(Stored records)

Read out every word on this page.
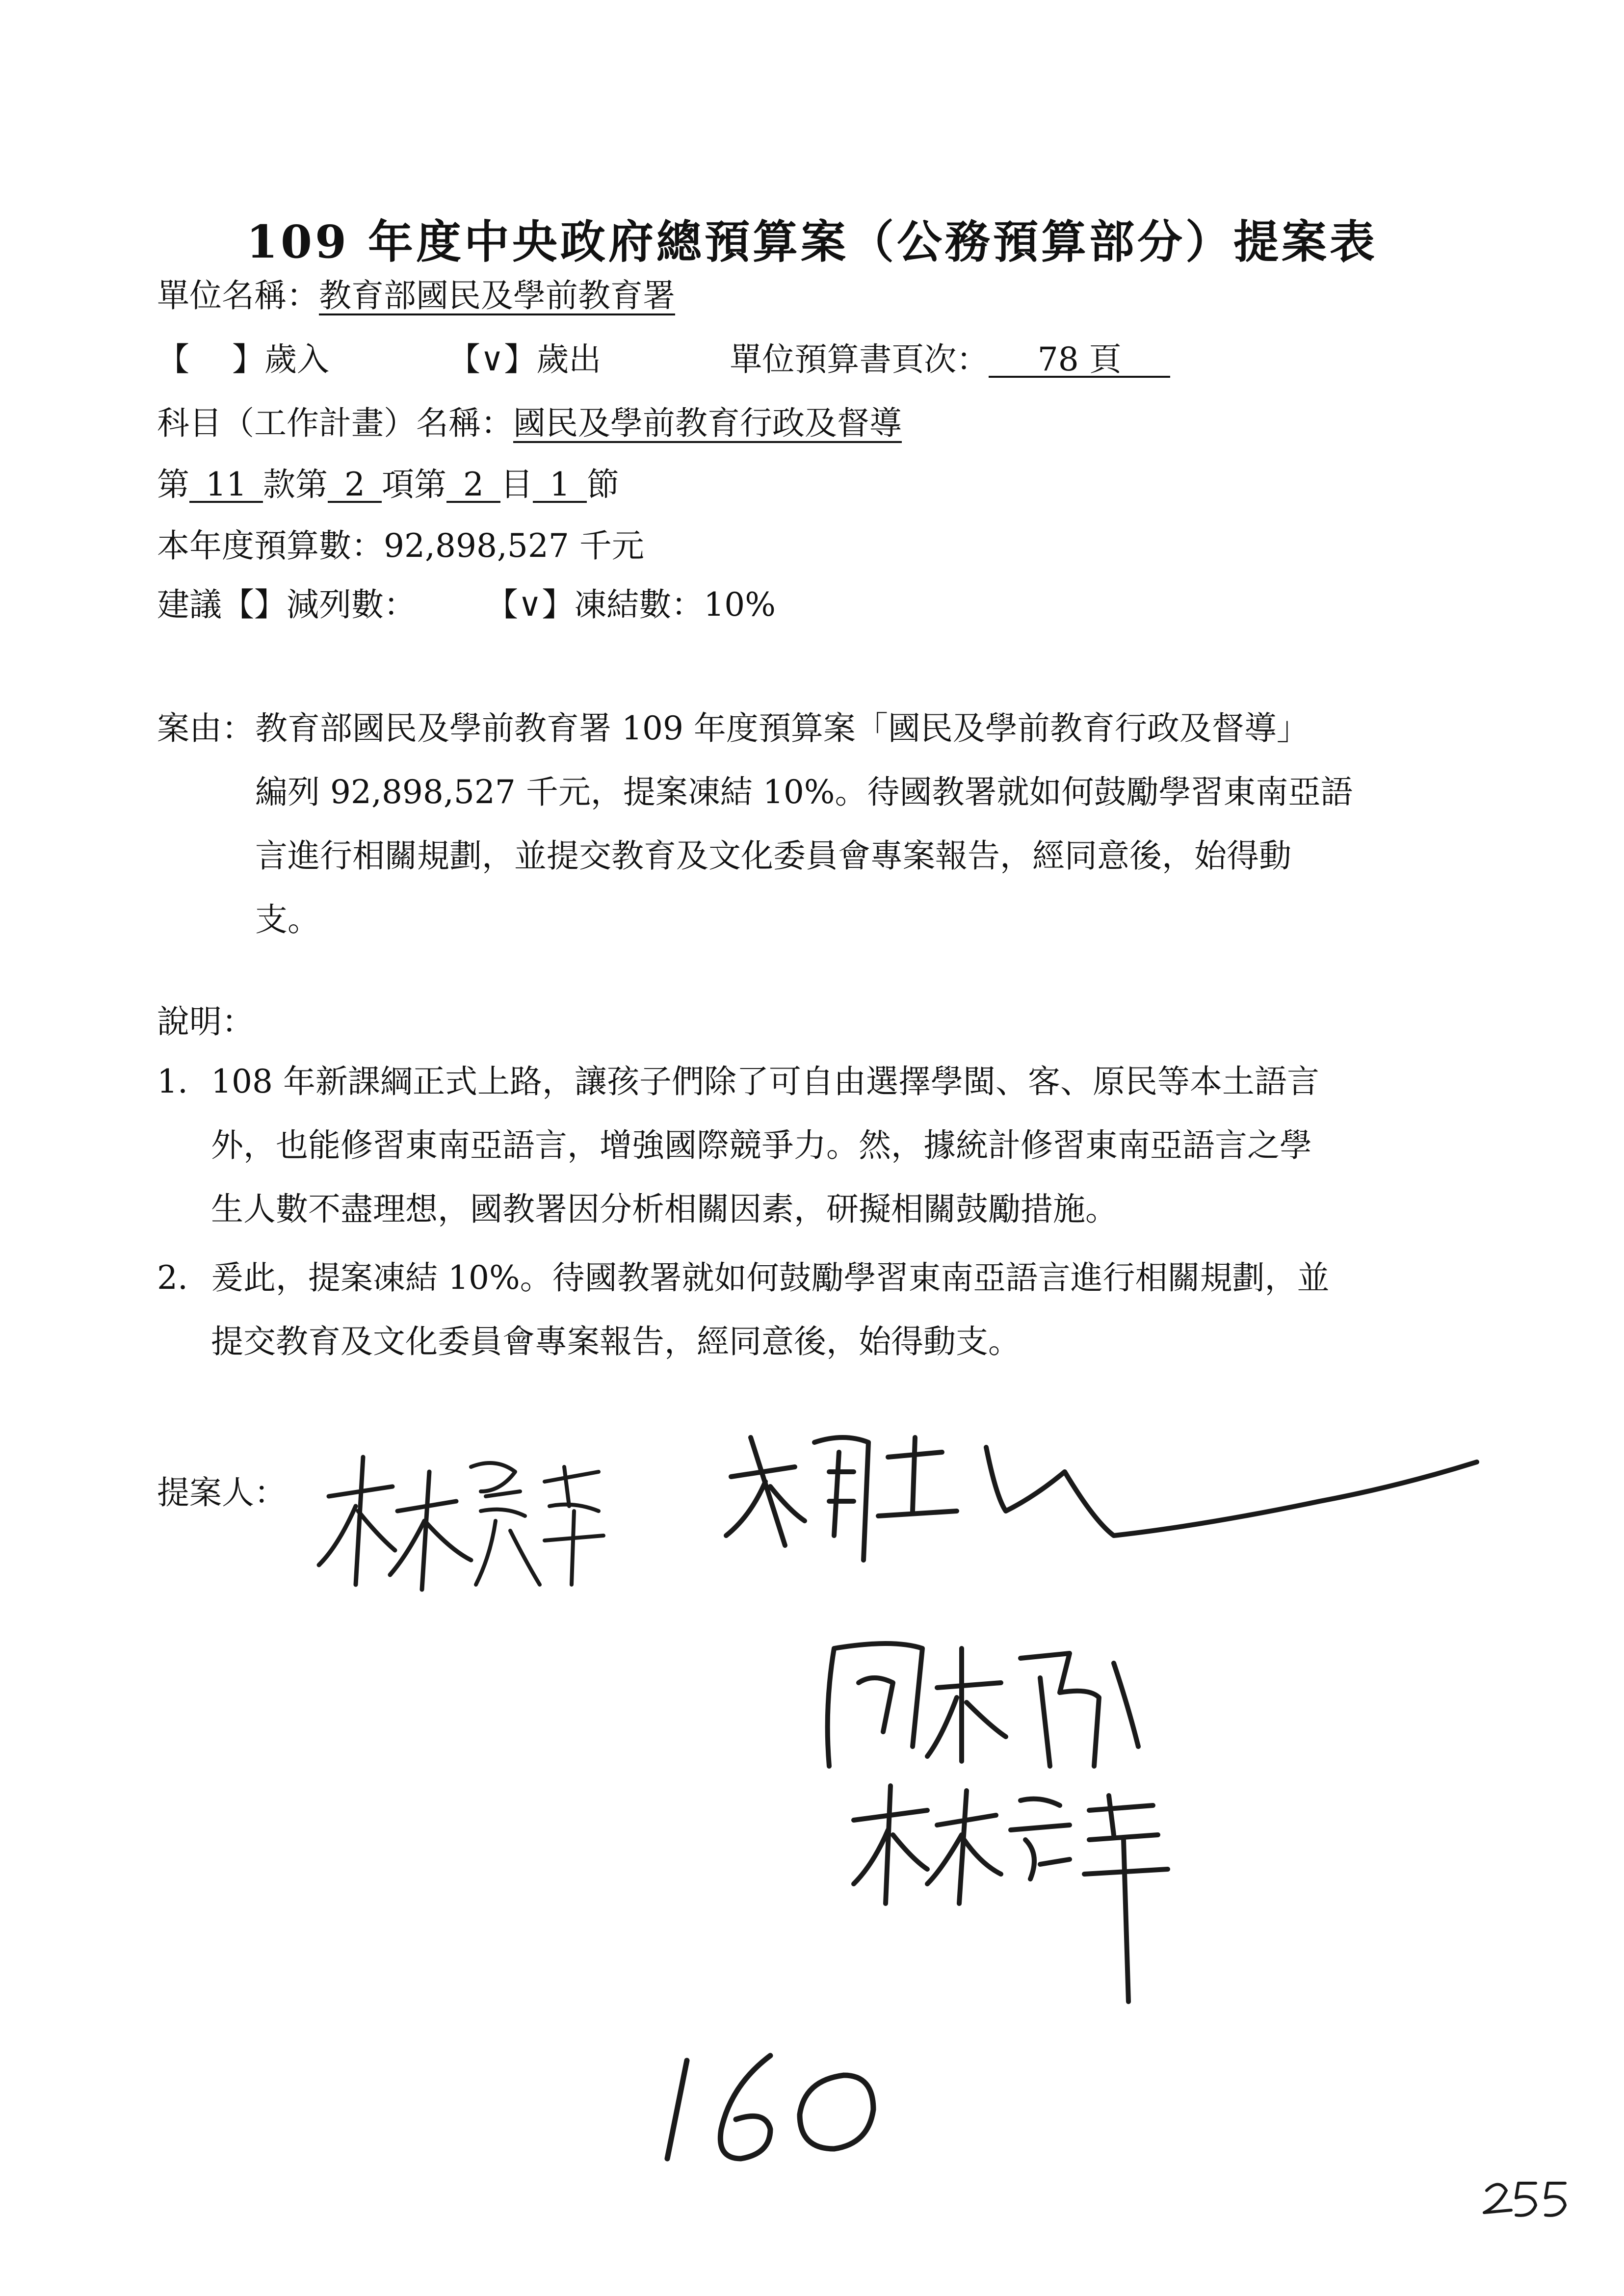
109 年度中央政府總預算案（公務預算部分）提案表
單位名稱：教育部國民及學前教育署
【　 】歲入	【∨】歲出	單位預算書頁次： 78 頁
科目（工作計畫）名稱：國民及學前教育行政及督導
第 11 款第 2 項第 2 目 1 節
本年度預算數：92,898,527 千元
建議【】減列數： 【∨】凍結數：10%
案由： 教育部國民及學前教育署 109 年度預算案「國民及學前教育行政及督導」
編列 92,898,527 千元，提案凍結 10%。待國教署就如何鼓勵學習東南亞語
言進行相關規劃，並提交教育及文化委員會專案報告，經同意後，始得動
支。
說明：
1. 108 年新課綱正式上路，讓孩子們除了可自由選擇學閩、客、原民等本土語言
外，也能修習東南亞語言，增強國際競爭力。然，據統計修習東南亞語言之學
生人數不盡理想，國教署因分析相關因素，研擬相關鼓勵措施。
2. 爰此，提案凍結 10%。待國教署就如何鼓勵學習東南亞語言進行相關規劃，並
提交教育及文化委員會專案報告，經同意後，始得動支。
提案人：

> _Work required_
Copy whichever lines in the listing above contain the word "教育部國民及學前教育署".

> _Reply_
單位名稱：教育部國民及學前教育署
案由： 教育部國民及學前教育署 109 年度預算案「國民及學前教育行政及督導」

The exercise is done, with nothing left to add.